**Dataset**
○ ○ ○ ○

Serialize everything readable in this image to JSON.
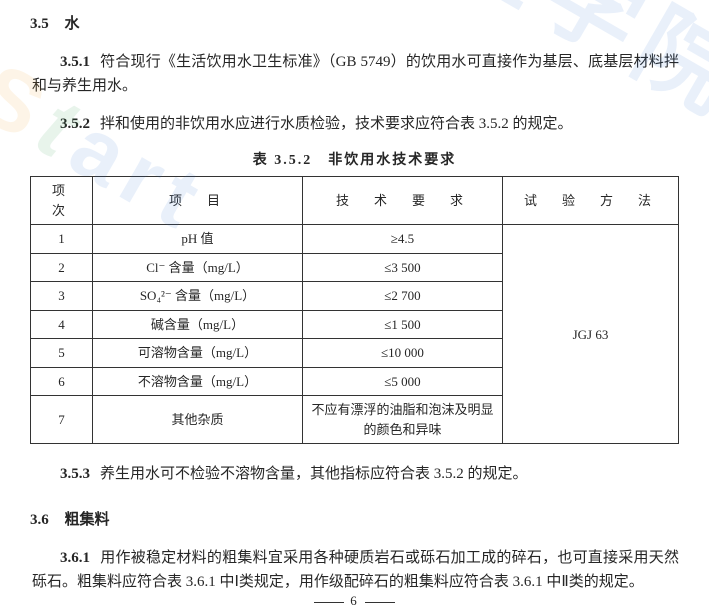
{
  "section35": {
    "num": "3.5",
    "title": "水",
    "p1_num": "3.5.1",
    "p1_text": "符合现行《生活饮用水卫生标准》（GB 5749）的饮用水可直接作为基层、底基层材料拌和与养生用水。",
    "p2_num": "3.5.2",
    "p2_text": "拌和使用的非饮用水应进行水质检验，技术要求应符合表 3.5.2 的规定。",
    "table_caption": "表 3.5.2　非饮用水技术要求",
    "table": {
      "head": {
        "c1": "项　次",
        "c2": "项　目",
        "c3": "技　术　要　求",
        "c4": "试　验　方　法"
      },
      "rows": [
        {
          "n": "1",
          "item": "pH 值",
          "req": "≥4.5"
        },
        {
          "n": "2",
          "item": "Cl⁻ 含量（mg/L）",
          "req": "≤3 500"
        },
        {
          "n": "3",
          "item": "SO₄²⁻ 含量（mg/L）",
          "req": "≤2 700"
        },
        {
          "n": "4",
          "item": "碱含量（mg/L）",
          "req": "≤1 500"
        },
        {
          "n": "5",
          "item": "可溶物含量（mg/L）",
          "req": "≤10 000"
        },
        {
          "n": "6",
          "item": "不溶物含量（mg/L）",
          "req": "≤5 000"
        },
        {
          "n": "7",
          "item": "其他杂质",
          "req": "不应有漂浮的油脂和泡沫及明显的颜色和异味"
        }
      ],
      "test_method": "JGJ 63"
    },
    "p3_num": "3.5.3",
    "p3_text": "养生用水可不检验不溶物含量，其他指标应符合表 3.5.2 的规定。"
  },
  "section36": {
    "num": "3.6",
    "title": "粗集料",
    "p1_num": "3.6.1",
    "p1_text": "用作被稳定材料的粗集料宜采用各种硬质岩石或砾石加工成的碎石，也可直接采用天然砾石。粗集料应符合表 3.6.1 中Ⅰ类规定，用作级配碎石的粗集料应符合表 3.6.1 中Ⅱ类的规定。"
  },
  "page_number": "6",
  "watermarks": {
    "top_right": "程学院",
    "left_s": "S",
    "left_t": "t",
    "left_rest": "art"
  }
}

○ ○ ○ ○

**Problem to solve**
Copy out all the records exactly, excluding pictures.

**Written answer**
Serialize everything readable in this image to JSON.
{
  "section35": {
    "num": "3.5",
    "title": "水",
    "p1_num": "3.5.1",
    "p1_text": "符合现行《生活饮用水卫生标准》（GB 5749）的饮用水可直接作为基层、底基层材料拌和与养生用水。",
    "p2_num": "3.5.2",
    "p2_text": "拌和使用的非饮用水应进行水质检验，技术要求应符合表 3.5.2 的规定。",
    "table_caption": "表 3.5.2　非饮用水技术要求",
    "table": {
      "head": {
        "c1": "项　次",
        "c2": "项　目",
        "c3": "技　术　要　求",
        "c4": "试　验　方　法"
      },
      "rows": [
        {
          "n": "1",
          "item": "pH 值",
          "req": "≥4.5"
        },
        {
          "n": "2",
          "item": "Cl⁻ 含量（mg/L）",
          "req": "≤3 500"
        },
        {
          "n": "3",
          "item": "SO₄²⁻ 含量（mg/L）",
          "req": "≤2 700"
        },
        {
          "n": "4",
          "item": "碱含量（mg/L）",
          "req": "≤1 500"
        },
        {
          "n": "5",
          "item": "可溶物含量（mg/L）",
          "req": "≤10 000"
        },
        {
          "n": "6",
          "item": "不溶物含量（mg/L）",
          "req": "≤5 000"
        },
        {
          "n": "7",
          "item": "其他杂质",
          "req": "不应有漂浮的油脂和泡沫及明显的颜色和异味"
        }
      ],
      "test_method": "JGJ 63"
    },
    "p3_num": "3.5.3",
    "p3_text": "养生用水可不检验不溶物含量，其他指标应符合表 3.5.2 的规定。"
  },
  "section36": {
    "num": "3.6",
    "title": "粗集料",
    "p1_num": "3.6.1",
    "p1_text": "用作被稳定材料的粗集料宜采用各种硬质岩石或砾石加工成的碎石，也可直接采用天然砾石。粗集料应符合表 3.6.1 中Ⅰ类规定，用作级配碎石的粗集料应符合表 3.6.1 中Ⅱ类的规定。"
  },
  "page_number": "6",
  "watermarks": {
    "top_right": "程学院",
    "left_s": "S",
    "left_t": "t",
    "left_rest": "art"
  }
}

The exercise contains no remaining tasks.